─── Given records ───

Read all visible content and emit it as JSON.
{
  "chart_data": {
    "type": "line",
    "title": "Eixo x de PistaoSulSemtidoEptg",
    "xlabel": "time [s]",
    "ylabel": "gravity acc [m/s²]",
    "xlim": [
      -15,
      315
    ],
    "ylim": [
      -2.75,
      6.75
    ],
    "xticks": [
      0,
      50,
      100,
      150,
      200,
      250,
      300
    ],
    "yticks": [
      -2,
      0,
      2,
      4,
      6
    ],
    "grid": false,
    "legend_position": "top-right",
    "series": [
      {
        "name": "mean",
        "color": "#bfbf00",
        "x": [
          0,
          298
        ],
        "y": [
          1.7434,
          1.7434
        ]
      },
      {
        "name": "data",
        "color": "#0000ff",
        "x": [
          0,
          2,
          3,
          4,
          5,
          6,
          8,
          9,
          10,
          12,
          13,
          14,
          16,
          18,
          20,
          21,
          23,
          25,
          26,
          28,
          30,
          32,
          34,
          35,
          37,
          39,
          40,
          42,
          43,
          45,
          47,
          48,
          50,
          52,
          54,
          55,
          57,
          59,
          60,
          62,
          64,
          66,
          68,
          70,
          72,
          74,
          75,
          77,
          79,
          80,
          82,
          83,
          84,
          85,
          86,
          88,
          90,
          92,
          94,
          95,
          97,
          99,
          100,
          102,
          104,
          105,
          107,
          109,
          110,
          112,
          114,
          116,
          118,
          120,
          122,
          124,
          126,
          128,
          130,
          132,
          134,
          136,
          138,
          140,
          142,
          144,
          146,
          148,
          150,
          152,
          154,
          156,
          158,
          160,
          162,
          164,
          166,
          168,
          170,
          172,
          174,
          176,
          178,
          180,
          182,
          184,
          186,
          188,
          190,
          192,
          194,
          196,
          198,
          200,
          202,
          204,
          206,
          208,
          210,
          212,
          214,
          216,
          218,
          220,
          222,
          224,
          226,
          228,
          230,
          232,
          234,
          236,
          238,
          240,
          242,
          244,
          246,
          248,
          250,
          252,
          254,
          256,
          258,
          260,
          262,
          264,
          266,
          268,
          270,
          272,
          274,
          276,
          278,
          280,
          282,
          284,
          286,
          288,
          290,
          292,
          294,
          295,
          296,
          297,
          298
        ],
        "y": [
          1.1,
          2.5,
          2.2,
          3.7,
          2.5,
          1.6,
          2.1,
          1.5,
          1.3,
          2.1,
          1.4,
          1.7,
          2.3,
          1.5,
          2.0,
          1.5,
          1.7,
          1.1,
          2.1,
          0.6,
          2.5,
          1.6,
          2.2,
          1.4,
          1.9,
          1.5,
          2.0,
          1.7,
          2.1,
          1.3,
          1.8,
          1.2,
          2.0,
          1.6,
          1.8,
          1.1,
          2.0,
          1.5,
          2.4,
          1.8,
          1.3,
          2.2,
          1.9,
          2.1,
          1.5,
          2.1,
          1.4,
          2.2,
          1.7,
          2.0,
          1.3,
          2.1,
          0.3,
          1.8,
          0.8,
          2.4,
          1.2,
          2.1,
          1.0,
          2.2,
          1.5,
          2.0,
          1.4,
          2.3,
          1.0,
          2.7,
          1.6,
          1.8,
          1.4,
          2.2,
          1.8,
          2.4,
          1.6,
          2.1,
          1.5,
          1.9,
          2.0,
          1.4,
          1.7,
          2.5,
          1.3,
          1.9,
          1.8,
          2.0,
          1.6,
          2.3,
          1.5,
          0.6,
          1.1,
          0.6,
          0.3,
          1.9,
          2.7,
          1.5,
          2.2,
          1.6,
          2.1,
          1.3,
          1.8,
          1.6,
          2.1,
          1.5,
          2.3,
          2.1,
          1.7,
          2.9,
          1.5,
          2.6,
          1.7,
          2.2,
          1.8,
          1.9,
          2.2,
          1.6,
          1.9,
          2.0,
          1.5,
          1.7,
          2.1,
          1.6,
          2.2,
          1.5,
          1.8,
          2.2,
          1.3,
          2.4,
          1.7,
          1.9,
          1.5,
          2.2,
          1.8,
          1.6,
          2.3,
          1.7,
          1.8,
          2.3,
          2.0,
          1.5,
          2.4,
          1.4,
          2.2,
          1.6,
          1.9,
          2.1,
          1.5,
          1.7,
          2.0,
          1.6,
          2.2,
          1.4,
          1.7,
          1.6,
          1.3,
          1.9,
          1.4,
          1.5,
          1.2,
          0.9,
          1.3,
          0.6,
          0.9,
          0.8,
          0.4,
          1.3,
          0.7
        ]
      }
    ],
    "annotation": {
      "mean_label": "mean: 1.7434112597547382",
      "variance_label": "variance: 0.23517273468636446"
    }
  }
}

───

» Short task: Produce a verbatim transcription of the entries above.

» Reply:
Read all visible content and emit it as JSON.
{
  "chart_data": {
    "type": "line",
    "title": "Eixo x de PistaoSulSemtidoEptg",
    "xlabel": "time [s]",
    "ylabel": "gravity acc [m/s²]",
    "xlim": [
      -15,
      315
    ],
    "ylim": [
      -2.75,
      6.75
    ],
    "xticks": [
      0,
      50,
      100,
      150,
      200,
      250,
      300
    ],
    "yticks": [
      -2,
      0,
      2,
      4,
      6
    ],
    "grid": false,
    "legend_position": "top-right",
    "series": [
      {
        "name": "mean",
        "color": "#bfbf00",
        "x": [
          0,
          298
        ],
        "y": [
          1.7434,
          1.7434
        ]
      },
      {
        "name": "data",
        "color": "#0000ff",
        "x": [
          0,
          2,
          3,
          4,
          5,
          6,
          8,
          9,
          10,
          12,
          13,
          14,
          16,
          18,
          20,
          21,
          23,
          25,
          26,
          28,
          30,
          32,
          34,
          35,
          37,
          39,
          40,
          42,
          43,
          45,
          47,
          48,
          50,
          52,
          54,
          55,
          57,
          59,
          60,
          62,
          64,
          66,
          68,
          70,
          72,
          74,
          75,
          77,
          79,
          80,
          82,
          83,
          84,
          85,
          86,
          88,
          90,
          92,
          94,
          95,
          97,
          99,
          100,
          102,
          104,
          105,
          107,
          109,
          110,
          112,
          114,
          116,
          118,
          120,
          122,
          124,
          126,
          128,
          130,
          132,
          134,
          136,
          138,
          140,
          142,
          144,
          146,
          148,
          150,
          152,
          154,
          156,
          158,
          160,
          162,
          164,
          166,
          168,
          170,
          172,
          174,
          176,
          178,
          180,
          182,
          184,
          186,
          188,
          190,
          192,
          194,
          196,
          198,
          200,
          202,
          204,
          206,
          208,
          210,
          212,
          214,
          216,
          218,
          220,
          222,
          224,
          226,
          228,
          230,
          232,
          234,
          236,
          238,
          240,
          242,
          244,
          246,
          248,
          250,
          252,
          254,
          256,
          258,
          260,
          262,
          264,
          266,
          268,
          270,
          272,
          274,
          276,
          278,
          280,
          282,
          284,
          286,
          288,
          290,
          292,
          294,
          295,
          296,
          297,
          298
        ],
        "y": [
          1.1,
          2.5,
          2.2,
          3.7,
          2.5,
          1.6,
          2.1,
          1.5,
          1.3,
          2.1,
          1.4,
          1.7,
          2.3,
          1.5,
          2.0,
          1.5,
          1.7,
          1.1,
          2.1,
          0.6,
          2.5,
          1.6,
          2.2,
          1.4,
          1.9,
          1.5,
          2.0,
          1.7,
          2.1,
          1.3,
          1.8,
          1.2,
          2.0,
          1.6,
          1.8,
          1.1,
          2.0,
          1.5,
          2.4,
          1.8,
          1.3,
          2.2,
          1.9,
          2.1,
          1.5,
          2.1,
          1.4,
          2.2,
          1.7,
          2.0,
          1.3,
          2.1,
          0.3,
          1.8,
          0.8,
          2.4,
          1.2,
          2.1,
          1.0,
          2.2,
          1.5,
          2.0,
          1.4,
          2.3,
          1.0,
          2.7,
          1.6,
          1.8,
          1.4,
          2.2,
          1.8,
          2.4,
          1.6,
          2.1,
          1.5,
          1.9,
          2.0,
          1.4,
          1.7,
          2.5,
          1.3,
          1.9,
          1.8,
          2.0,
          1.6,
          2.3,
          1.5,
          0.6,
          1.1,
          0.6,
          0.3,
          1.9,
          2.7,
          1.5,
          2.2,
          1.6,
          2.1,
          1.3,
          1.8,
          1.6,
          2.1,
          1.5,
          2.3,
          2.1,
          1.7,
          2.9,
          1.5,
          2.6,
          1.7,
          2.2,
          1.8,
          1.9,
          2.2,
          1.6,
          1.9,
          2.0,
          1.5,
          1.7,
          2.1,
          1.6,
          2.2,
          1.5,
          1.8,
          2.2,
          1.3,
          2.4,
          1.7,
          1.9,
          1.5,
          2.2,
          1.8,
          1.6,
          2.3,
          1.7,
          1.8,
          2.3,
          2.0,
          1.5,
          2.4,
          1.4,
          2.2,
          1.6,
          1.9,
          2.1,
          1.5,
          1.7,
          2.0,
          1.6,
          2.2,
          1.4,
          1.7,
          1.6,
          1.3,
          1.9,
          1.4,
          1.5,
          1.2,
          0.9,
          1.3,
          0.6,
          0.9,
          0.8,
          0.4,
          1.3,
          0.7
        ]
      }
    ],
    "annotation": {
      "mean_label": "mean: 1.7434112597547382",
      "variance_label": "variance: 0.23517273468636446"
    }
  }
}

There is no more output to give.